Find every line with the word "ابعاد". Copy those lines.
◇ ◇ ◇
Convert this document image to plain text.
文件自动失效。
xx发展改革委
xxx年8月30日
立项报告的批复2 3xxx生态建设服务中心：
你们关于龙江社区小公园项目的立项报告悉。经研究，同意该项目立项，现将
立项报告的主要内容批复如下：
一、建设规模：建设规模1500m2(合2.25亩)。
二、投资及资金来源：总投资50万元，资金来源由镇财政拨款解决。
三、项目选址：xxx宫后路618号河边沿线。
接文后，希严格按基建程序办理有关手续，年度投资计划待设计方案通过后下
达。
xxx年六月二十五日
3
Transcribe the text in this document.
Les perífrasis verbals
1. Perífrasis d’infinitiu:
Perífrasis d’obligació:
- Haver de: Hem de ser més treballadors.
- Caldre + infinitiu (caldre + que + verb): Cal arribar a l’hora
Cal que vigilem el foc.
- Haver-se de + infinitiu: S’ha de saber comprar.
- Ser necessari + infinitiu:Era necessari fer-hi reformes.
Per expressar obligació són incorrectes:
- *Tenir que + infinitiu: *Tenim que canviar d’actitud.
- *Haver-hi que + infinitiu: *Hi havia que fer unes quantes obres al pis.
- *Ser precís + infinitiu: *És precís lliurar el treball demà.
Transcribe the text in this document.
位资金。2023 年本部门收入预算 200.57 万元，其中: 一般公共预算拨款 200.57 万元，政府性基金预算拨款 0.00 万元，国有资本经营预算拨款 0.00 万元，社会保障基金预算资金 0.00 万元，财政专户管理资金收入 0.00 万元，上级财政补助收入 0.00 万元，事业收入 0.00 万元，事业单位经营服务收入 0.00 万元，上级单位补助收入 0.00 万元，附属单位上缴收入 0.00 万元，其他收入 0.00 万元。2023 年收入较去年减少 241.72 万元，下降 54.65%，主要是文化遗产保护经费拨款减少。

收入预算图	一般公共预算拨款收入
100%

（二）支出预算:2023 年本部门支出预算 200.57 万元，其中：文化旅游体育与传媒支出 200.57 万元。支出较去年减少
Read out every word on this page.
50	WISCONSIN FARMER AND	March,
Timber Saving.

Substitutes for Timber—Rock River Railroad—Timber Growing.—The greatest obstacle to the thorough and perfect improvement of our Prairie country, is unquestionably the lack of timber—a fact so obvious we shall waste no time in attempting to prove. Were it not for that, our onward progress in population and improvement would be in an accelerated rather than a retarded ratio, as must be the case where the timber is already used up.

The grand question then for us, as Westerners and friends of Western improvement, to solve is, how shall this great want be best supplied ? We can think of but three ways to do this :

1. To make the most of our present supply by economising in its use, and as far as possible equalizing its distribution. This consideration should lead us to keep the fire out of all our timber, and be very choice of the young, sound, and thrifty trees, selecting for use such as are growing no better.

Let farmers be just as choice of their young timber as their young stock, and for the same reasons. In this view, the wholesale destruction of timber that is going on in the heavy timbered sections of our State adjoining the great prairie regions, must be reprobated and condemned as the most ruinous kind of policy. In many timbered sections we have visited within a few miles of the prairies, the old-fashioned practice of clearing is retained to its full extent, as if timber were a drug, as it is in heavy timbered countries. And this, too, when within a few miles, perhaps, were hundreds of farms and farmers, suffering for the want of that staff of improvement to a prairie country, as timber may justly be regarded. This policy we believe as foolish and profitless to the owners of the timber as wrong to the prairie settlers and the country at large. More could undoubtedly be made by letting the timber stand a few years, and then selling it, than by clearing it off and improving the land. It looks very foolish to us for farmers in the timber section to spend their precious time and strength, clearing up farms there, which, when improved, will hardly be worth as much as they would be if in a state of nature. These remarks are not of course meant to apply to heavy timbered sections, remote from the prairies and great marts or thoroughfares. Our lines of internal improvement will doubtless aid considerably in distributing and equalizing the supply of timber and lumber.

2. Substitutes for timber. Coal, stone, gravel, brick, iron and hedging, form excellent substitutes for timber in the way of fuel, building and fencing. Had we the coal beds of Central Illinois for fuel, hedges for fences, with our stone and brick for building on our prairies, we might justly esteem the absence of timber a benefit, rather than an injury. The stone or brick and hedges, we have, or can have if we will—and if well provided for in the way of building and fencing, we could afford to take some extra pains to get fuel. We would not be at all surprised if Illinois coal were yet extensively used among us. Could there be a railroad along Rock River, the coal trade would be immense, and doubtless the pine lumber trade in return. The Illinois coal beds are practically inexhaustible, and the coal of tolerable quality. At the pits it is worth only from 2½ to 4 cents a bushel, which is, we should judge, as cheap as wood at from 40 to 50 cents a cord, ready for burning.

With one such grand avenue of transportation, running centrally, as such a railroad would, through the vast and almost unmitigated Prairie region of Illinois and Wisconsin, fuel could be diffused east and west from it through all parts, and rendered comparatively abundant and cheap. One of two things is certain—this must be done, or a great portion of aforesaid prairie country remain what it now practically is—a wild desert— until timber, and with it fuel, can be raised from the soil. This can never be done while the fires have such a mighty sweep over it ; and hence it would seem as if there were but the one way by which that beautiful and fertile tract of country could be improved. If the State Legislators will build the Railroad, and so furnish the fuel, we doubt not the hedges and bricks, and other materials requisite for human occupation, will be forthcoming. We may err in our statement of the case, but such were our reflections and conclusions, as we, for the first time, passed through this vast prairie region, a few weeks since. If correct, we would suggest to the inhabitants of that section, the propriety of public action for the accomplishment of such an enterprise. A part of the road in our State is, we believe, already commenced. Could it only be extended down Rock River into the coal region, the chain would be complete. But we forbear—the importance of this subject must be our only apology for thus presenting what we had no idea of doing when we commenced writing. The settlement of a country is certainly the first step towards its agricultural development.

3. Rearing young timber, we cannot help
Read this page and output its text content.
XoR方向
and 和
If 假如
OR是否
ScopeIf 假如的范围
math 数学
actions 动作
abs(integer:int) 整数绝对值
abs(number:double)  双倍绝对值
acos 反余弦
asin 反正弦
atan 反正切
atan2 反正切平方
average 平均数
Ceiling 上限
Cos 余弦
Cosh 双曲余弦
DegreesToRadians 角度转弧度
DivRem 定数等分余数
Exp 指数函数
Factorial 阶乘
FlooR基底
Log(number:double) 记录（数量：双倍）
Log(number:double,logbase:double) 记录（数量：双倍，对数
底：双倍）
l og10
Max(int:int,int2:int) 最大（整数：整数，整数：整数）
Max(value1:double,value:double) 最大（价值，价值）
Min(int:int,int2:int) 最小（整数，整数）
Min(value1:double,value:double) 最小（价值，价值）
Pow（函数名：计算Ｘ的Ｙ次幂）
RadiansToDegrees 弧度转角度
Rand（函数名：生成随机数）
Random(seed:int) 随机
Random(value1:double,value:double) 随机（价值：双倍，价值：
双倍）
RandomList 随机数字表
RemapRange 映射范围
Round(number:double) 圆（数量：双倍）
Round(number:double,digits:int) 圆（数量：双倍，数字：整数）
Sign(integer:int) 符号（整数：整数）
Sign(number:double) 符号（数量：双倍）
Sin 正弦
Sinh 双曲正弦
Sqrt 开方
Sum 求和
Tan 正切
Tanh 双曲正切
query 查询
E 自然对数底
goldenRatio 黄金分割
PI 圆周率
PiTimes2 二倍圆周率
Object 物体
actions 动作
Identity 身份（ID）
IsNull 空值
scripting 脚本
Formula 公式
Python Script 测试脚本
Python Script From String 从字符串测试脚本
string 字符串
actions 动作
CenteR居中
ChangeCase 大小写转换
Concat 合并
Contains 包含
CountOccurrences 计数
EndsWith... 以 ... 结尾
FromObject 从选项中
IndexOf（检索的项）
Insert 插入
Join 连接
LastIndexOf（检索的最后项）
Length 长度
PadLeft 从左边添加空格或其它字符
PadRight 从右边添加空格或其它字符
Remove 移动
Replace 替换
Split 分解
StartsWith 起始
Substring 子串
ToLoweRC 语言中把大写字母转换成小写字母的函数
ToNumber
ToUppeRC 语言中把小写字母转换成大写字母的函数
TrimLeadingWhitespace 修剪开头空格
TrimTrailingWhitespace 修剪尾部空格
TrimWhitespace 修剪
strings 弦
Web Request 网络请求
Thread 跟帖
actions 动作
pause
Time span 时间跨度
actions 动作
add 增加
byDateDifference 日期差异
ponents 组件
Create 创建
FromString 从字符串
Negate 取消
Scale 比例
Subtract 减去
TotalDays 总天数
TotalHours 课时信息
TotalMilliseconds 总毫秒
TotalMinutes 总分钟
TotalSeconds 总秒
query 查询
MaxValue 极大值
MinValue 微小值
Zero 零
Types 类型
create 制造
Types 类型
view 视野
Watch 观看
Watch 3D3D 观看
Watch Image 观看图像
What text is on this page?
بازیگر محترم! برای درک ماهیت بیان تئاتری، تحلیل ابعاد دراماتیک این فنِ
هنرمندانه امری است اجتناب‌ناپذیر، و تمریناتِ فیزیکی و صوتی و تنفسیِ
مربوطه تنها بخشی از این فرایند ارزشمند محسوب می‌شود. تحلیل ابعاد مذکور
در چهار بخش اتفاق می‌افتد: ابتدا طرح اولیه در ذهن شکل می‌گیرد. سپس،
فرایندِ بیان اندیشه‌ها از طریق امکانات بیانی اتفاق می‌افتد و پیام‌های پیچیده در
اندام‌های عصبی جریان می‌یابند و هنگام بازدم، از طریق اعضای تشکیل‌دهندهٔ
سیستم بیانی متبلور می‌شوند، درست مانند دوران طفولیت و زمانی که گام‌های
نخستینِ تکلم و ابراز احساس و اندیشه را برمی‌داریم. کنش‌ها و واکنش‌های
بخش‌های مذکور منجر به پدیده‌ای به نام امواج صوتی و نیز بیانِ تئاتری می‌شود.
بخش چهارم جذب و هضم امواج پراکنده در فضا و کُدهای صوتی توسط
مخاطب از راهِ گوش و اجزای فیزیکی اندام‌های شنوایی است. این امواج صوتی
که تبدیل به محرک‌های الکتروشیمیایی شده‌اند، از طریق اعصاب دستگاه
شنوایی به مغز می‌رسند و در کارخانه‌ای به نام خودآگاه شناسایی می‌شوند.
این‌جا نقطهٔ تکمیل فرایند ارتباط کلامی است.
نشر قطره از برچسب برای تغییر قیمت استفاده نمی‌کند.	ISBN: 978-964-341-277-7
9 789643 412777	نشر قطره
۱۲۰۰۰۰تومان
◇ ◇ ◇
_Answer for this exercise_
بازیگر محترم! برای درک ماهیت بیان تئاتری، تحلیل ابعاد دراماتیک این فنِ
مربوطه تنها بخشی از این فرایند ارزشمند محسوب می‌شود. تحلیل ابعاد مذکور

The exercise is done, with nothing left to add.